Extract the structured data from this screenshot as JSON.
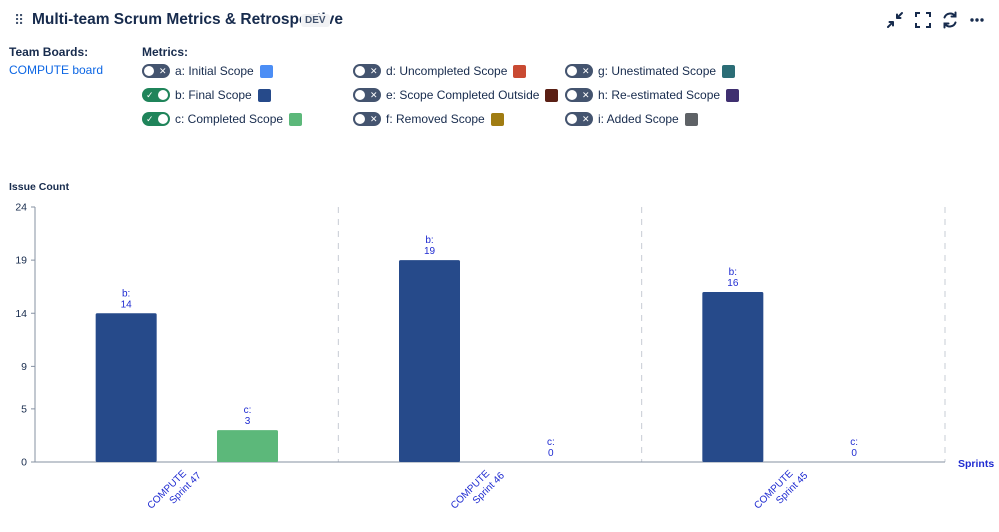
{
  "header": {
    "title": "Multi-team Scrum Metrics & Retrospective",
    "badge": "DEV",
    "drag_glyph": "⠿",
    "icons": [
      "minimize-icon",
      "fullscreen-icon",
      "refresh-icon",
      "more-icon"
    ]
  },
  "team_boards": {
    "label": "Team Boards:",
    "board": "COMPUTE board"
  },
  "metrics": {
    "label": "Metrics:",
    "items": [
      {
        "label": "a: Initial Scope",
        "enabled": false,
        "color": "#4c8ef5"
      },
      {
        "label": "b: Final Scope",
        "enabled": true,
        "color": "#264a8a"
      },
      {
        "label": "c: Completed Scope",
        "enabled": true,
        "color": "#5cb87a"
      },
      {
        "label": "d: Uncompleted Scope",
        "enabled": false,
        "color": "#c94a32"
      },
      {
        "label": "e: Scope Completed Outside",
        "enabled": false,
        "color": "#5a1f14"
      },
      {
        "label": "f: Removed Scope",
        "enabled": false,
        "color": "#a07c12"
      },
      {
        "label": "g: Unestimated Scope",
        "enabled": false,
        "color": "#2b6d76"
      },
      {
        "label": "h: Re-estimated Scope",
        "enabled": false,
        "color": "#3f2f70"
      },
      {
        "label": "i: Added Scope",
        "enabled": false,
        "color": "#5e6266"
      }
    ]
  },
  "chart_data": {
    "type": "bar",
    "ylabel": "Issue Count",
    "xlabel": "Sprints",
    "ylim": [
      0,
      24
    ],
    "yticks": [
      0,
      5,
      9,
      14,
      19,
      24
    ],
    "categories": [
      {
        "line1": "COMPUTE",
        "line2": "Sprint 47"
      },
      {
        "line1": "COMPUTE",
        "line2": "Sprint 46"
      },
      {
        "line1": "COMPUTE",
        "line2": "Sprint 45"
      }
    ],
    "series": [
      {
        "key": "b:",
        "color": "#264a8a",
        "values": [
          14,
          19,
          16
        ]
      },
      {
        "key": "c:",
        "color": "#5cb87a",
        "values": [
          3,
          0,
          0
        ]
      }
    ],
    "grid": "vertical-dashed",
    "label_color": "#1f2bd1"
  }
}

━━━━━━━━

(DIRECTIONS FOR THIS TASK)
Repeat the data above exactly, but not the pictures.

(REPLY)
Extract the structured data from this screenshot as JSON.
{
  "header": {
    "title": "Multi-team Scrum Metrics & Retrospective",
    "badge": "DEV",
    "drag_glyph": "⠿",
    "icons": [
      "minimize-icon",
      "fullscreen-icon",
      "refresh-icon",
      "more-icon"
    ]
  },
  "team_boards": {
    "label": "Team Boards:",
    "board": "COMPUTE board"
  },
  "metrics": {
    "label": "Metrics:",
    "items": [
      {
        "label": "a: Initial Scope",
        "enabled": false,
        "color": "#4c8ef5"
      },
      {
        "label": "b: Final Scope",
        "enabled": true,
        "color": "#264a8a"
      },
      {
        "label": "c: Completed Scope",
        "enabled": true,
        "color": "#5cb87a"
      },
      {
        "label": "d: Uncompleted Scope",
        "enabled": false,
        "color": "#c94a32"
      },
      {
        "label": "e: Scope Completed Outside",
        "enabled": false,
        "color": "#5a1f14"
      },
      {
        "label": "f: Removed Scope",
        "enabled": false,
        "color": "#a07c12"
      },
      {
        "label": "g: Unestimated Scope",
        "enabled": false,
        "color": "#2b6d76"
      },
      {
        "label": "h: Re-estimated Scope",
        "enabled": false,
        "color": "#3f2f70"
      },
      {
        "label": "i: Added Scope",
        "enabled": false,
        "color": "#5e6266"
      }
    ]
  },
  "chart_data": {
    "type": "bar",
    "ylabel": "Issue Count",
    "xlabel": "Sprints",
    "ylim": [
      0,
      24
    ],
    "yticks": [
      0,
      5,
      9,
      14,
      19,
      24
    ],
    "categories": [
      {
        "line1": "COMPUTE",
        "line2": "Sprint 47"
      },
      {
        "line1": "COMPUTE",
        "line2": "Sprint 46"
      },
      {
        "line1": "COMPUTE",
        "line2": "Sprint 45"
      }
    ],
    "series": [
      {
        "key": "b:",
        "color": "#264a8a",
        "values": [
          14,
          19,
          16
        ]
      },
      {
        "key": "c:",
        "color": "#5cb87a",
        "values": [
          3,
          0,
          0
        ]
      }
    ],
    "grid": "vertical-dashed",
    "label_color": "#1f2bd1"
  }
}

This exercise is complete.